EXTRACTED DATA:
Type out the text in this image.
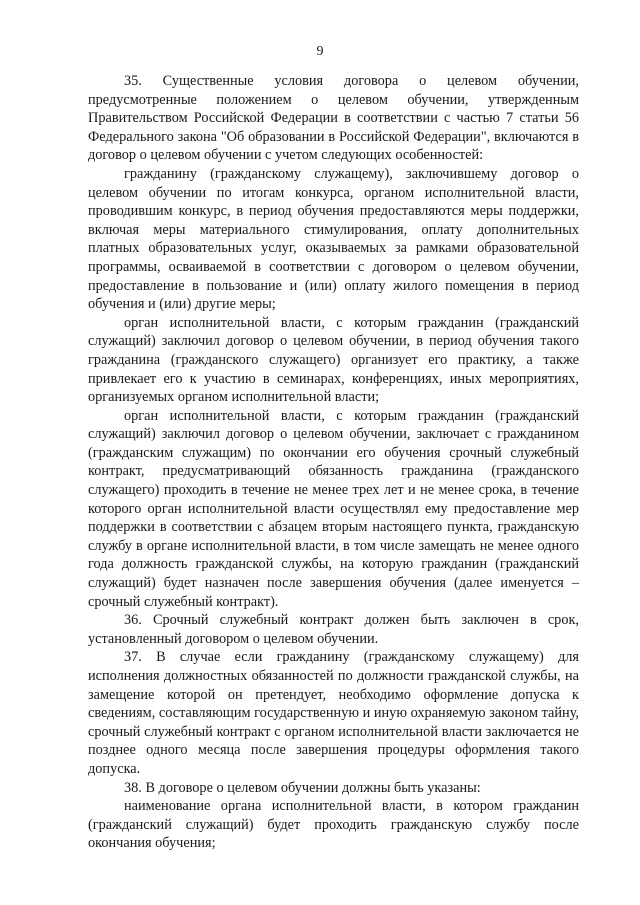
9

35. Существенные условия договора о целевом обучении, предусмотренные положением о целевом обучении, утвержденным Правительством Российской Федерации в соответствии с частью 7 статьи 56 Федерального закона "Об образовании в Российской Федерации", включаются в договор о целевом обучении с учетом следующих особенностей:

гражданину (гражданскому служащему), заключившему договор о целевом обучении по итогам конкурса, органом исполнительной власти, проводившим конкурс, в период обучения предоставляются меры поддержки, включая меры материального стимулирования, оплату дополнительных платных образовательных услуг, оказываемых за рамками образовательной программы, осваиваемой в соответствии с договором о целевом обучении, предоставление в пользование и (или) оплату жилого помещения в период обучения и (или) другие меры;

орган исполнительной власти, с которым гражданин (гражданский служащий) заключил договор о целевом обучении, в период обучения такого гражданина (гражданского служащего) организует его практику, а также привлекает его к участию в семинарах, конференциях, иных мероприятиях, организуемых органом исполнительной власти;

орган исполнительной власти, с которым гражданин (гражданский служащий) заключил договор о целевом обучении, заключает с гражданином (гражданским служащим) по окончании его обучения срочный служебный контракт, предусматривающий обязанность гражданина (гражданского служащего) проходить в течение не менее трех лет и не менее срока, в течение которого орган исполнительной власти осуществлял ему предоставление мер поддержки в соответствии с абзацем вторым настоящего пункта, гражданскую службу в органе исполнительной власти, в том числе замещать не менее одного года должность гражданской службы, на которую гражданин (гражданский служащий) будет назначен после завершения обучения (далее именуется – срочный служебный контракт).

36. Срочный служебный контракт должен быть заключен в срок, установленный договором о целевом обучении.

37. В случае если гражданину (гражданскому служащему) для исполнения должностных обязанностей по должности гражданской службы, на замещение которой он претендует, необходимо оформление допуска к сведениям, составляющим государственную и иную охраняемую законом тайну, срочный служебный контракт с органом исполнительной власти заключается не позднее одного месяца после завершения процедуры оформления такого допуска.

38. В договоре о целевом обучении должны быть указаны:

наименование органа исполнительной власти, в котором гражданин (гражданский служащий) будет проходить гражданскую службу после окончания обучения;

TO BE DONE: Give back each entry exactly as it appears, with no pictures.

CORRECT OUTPUT:
Type out the text in this image.
9

35. Существенные условия договора о целевом обучении, предусмотренные положением о целевом обучении, утвержденным Правительством Российской Федерации в соответствии с частью 7 статьи 56 Федерального закона "Об образовании в Российской Федерации", включаются в договор о целевом обучении с учетом следующих особенностей:

гражданину (гражданскому служащему), заключившему договор о целевом обучении по итогам конкурса, органом исполнительной власти, проводившим конкурс, в период обучения предоставляются меры поддержки, включая меры материального стимулирования, оплату дополнительных платных образовательных услуг, оказываемых за рамками образовательной программы, осваиваемой в соответствии с договором о целевом обучении, предоставление в пользование и (или) оплату жилого помещения в период обучения и (или) другие меры;

орган исполнительной власти, с которым гражданин (гражданский служащий) заключил договор о целевом обучении, в период обучения такого гражданина (гражданского служащего) организует его практику, а также привлекает его к участию в семинарах, конференциях, иных мероприятиях, организуемых органом исполнительной власти;

орган исполнительной власти, с которым гражданин (гражданский служащий) заключил договор о целевом обучении, заключает с гражданином (гражданским служащим) по окончании его обучения срочный служебный контракт, предусматривающий обязанность гражданина (гражданского служащего) проходить в течение не менее трех лет и не менее срока, в течение которого орган исполнительной власти осуществлял ему предоставление мер поддержки в соответствии с абзацем вторым настоящего пункта, гражданскую службу в органе исполнительной власти, в том числе замещать не менее одного года должность гражданской службы, на которую гражданин (гражданский служащий) будет назначен после завершения обучения (далее именуется – срочный служебный контракт).

36. Срочный служебный контракт должен быть заключен в срок, установленный договором о целевом обучении.

37. В случае если гражданину (гражданскому служащему) для исполнения должностных обязанностей по должности гражданской службы, на замещение которой он претендует, необходимо оформление допуска к сведениям, составляющим государственную и иную охраняемую законом тайну, срочный служебный контракт с органом исполнительной власти заключается не позднее одного месяца после завершения процедуры оформления такого допуска.

38. В договоре о целевом обучении должны быть указаны:

наименование органа исполнительной власти, в котором гражданин (гражданский служащий) будет проходить гражданскую службу после окончания обучения;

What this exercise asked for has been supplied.